| Problem to work on |
Reproduce each line of the records below character for character, omitting the pictures.

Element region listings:
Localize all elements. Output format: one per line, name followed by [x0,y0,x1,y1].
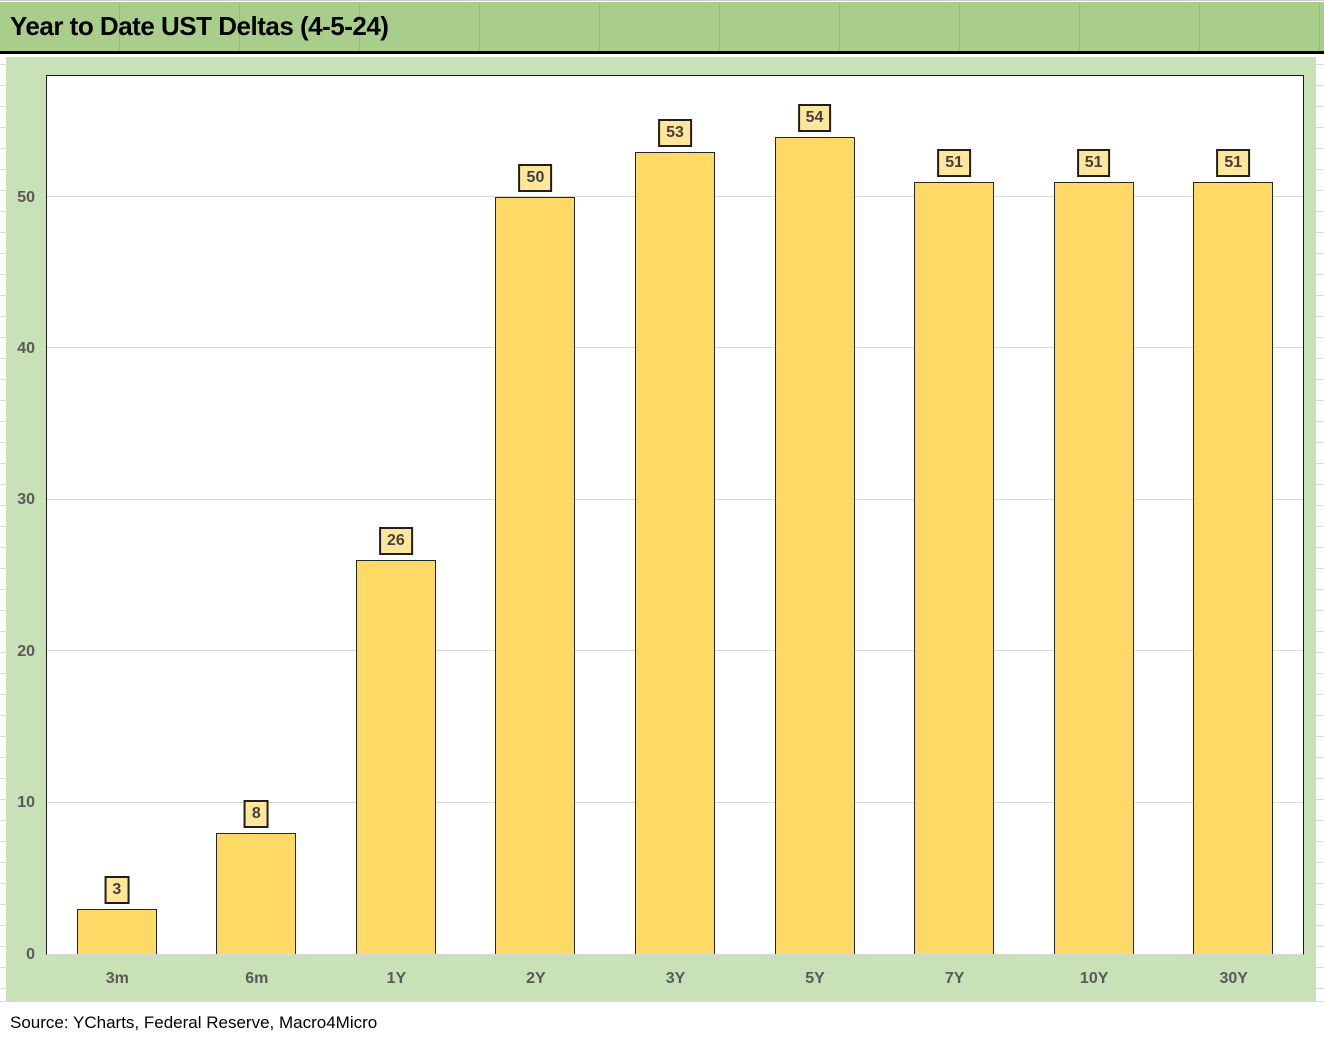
x-tick-label-3Y: 3Y [665,969,686,987]
data-label-2Y: 50 [518,164,553,193]
sheet-rows-right-edge [1316,2,1324,1001]
bar-30Y[interactable] [1193,181,1274,954]
sheet-top-gridline [0,0,1324,1]
sheet-rows-left-edge [0,2,6,1001]
x-tick-label-7Y: 7Y [944,969,965,987]
y-tick-label-30: 30 [17,491,35,509]
bar-3Y[interactable] [635,151,715,954]
bar-5Y[interactable] [774,136,855,954]
x-tick-label-10Y: 10Y [1079,969,1109,987]
x-tick-label-5Y: 5Y [805,969,825,987]
y-tick-label-40: 40 [17,339,35,357]
chart-canvas[interactable]: 3 8 26 50 53 54 51 51 51 0 10 20 30 40 50 3m 6m 1Y 2Y 3Y 5… [6,57,1316,1001]
y-tick-label-50: 50 [17,188,35,206]
data-label-3m: 3 [104,875,130,904]
x-tick-label-30Y: 30Y [1219,969,1248,987]
data-label-10Y: 51 [1076,148,1111,177]
data-label-6m: 8 [243,799,269,828]
data-label-5Y: 54 [797,103,832,132]
x-tick-label-2Y: 2Y [526,969,546,987]
chart-title: Year to Date UST Deltas (4-5-24) [10,11,389,41]
plot-area[interactable]: 3 8 26 50 53 54 51 51 51 [46,75,1304,955]
data-label-30Y: 51 [1216,148,1251,177]
x-tick-label-6m: 6m [245,969,269,987]
data-label-1Y: 26 [378,527,413,556]
bar-10Y[interactable] [1053,181,1134,954]
x-tick-label-3m: 3m [105,969,129,987]
x-tick-label-1Y: 1Y [386,969,407,987]
chart-title-bar: Year to Date UST Deltas (4-5-24) [0,2,1324,54]
y-tick-label-20: 20 [17,642,35,660]
bar-3m[interactable] [76,908,157,954]
bar-6m[interactable] [216,832,297,954]
bar-1Y[interactable] [355,560,436,954]
source-text: Source: YCharts, Federal Reserve, Macro4… [10,1013,378,1032]
bar-2Y[interactable] [495,197,576,954]
data-label-3Y: 53 [658,118,692,147]
y-tick-label-10: 10 [17,794,35,812]
source-row: Source: YCharts, Federal Reserve, Macro4… [0,1001,1324,1044]
bar-7Y[interactable] [914,181,995,954]
y-tick-label-0: 0 [26,945,35,963]
data-label-7Y: 51 [937,148,972,177]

| Result |
Localize all elements. Output format: one per line, name followed by [x0,y0,x1,y1].
x-tick-label-3Y: 3Y [665,969,686,987]
data-label-2Y: 50 [518,164,553,193]
sheet-rows-right-edge [1316,2,1324,1001]
bar-30Y[interactable] [1193,181,1274,954]
sheet-top-gridline [0,0,1324,1]
sheet-rows-left-edge [0,2,6,1001]
x-tick-label-7Y: 7Y [944,969,965,987]
y-tick-label-30: 30 [17,491,35,509]
bar-3Y[interactable] [635,151,715,954]
bar-5Y[interactable] [774,136,855,954]
x-tick-label-10Y: 10Y [1079,969,1109,987]
x-tick-label-5Y: 5Y [805,969,825,987]
y-tick-label-40: 40 [17,339,35,357]
chart-canvas[interactable]: 3 8 26 50 53 54 51 51 51 0 10 20 30 40 50 3m 6m 1Y 2Y 3Y 5… [6,57,1316,1001]
y-tick-label-50: 50 [17,188,35,206]
data-label-3m: 3 [104,875,130,904]
x-tick-label-30Y: 30Y [1219,969,1248,987]
data-label-10Y: 51 [1076,148,1111,177]
data-label-6m: 8 [243,799,269,828]
data-label-5Y: 54 [797,103,832,132]
x-tick-label-2Y: 2Y [526,969,546,987]
chart-title: Year to Date UST Deltas (4-5-24) [10,11,389,41]
plot-area[interactable]: 3 8 26 50 53 54 51 51 51 [46,75,1304,955]
data-label-30Y: 51 [1216,148,1251,177]
x-tick-label-6m: 6m [245,969,269,987]
data-label-1Y: 26 [378,527,413,556]
bar-10Y[interactable] [1053,181,1134,954]
x-tick-label-3m: 3m [105,969,129,987]
x-tick-label-1Y: 1Y [386,969,407,987]
chart-title-bar: Year to Date UST Deltas (4-5-24) [0,2,1324,54]
y-tick-label-20: 20 [17,642,35,660]
bar-3m[interactable] [76,908,157,954]
bar-6m[interactable] [216,832,297,954]
bar-1Y[interactable] [355,560,436,954]
source-text: Source: YCharts, Federal Reserve, Macro4… [10,1013,378,1032]
bar-2Y[interactable] [495,197,576,954]
data-label-3Y: 53 [658,118,692,147]
y-tick-label-10: 10 [17,794,35,812]
source-row: Source: YCharts, Federal Reserve, Macro4… [0,1001,1324,1044]
bar-7Y[interactable] [914,181,995,954]
y-tick-label-0: 0 [26,945,35,963]
data-label-7Y: 51 [937,148,972,177]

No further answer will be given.